## Problem requirements
Your answer is a single number: the count of lines that contain the string "أحمد".

## Provided records
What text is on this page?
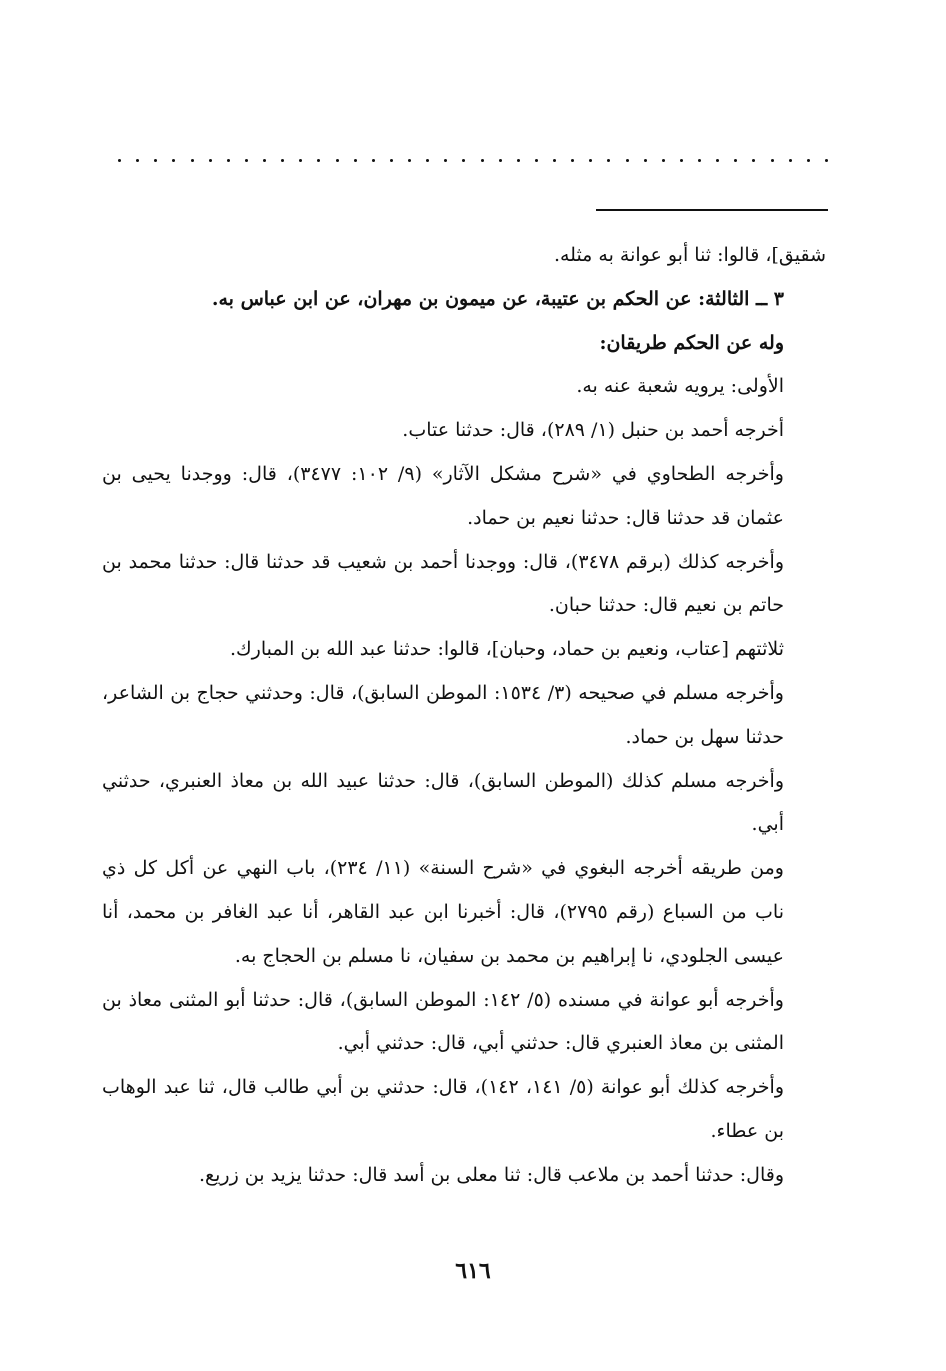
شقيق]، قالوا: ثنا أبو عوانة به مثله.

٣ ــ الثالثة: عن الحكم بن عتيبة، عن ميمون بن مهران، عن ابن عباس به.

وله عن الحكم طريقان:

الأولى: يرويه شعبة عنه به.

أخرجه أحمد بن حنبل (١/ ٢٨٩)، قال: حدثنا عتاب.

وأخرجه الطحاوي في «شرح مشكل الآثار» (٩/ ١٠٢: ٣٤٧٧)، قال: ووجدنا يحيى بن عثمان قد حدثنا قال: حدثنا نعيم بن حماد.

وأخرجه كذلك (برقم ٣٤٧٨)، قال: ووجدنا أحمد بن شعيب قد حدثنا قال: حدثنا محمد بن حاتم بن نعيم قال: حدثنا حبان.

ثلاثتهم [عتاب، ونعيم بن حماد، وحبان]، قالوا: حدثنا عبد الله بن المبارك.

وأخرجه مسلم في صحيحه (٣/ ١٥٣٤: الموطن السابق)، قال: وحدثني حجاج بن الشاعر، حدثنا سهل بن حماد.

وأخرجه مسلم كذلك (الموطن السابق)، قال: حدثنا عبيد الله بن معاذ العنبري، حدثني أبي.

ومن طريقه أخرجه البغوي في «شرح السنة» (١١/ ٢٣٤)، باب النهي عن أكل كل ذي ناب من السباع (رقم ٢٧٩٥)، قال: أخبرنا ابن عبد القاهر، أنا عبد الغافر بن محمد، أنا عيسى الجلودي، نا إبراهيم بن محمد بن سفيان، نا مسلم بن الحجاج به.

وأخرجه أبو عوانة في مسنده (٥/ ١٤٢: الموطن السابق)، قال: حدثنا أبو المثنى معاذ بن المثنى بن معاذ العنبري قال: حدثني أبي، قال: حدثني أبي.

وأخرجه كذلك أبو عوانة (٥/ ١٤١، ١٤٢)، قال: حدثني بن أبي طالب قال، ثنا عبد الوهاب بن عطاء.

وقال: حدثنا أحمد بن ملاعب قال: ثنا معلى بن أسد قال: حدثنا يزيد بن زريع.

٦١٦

## Worked solution
3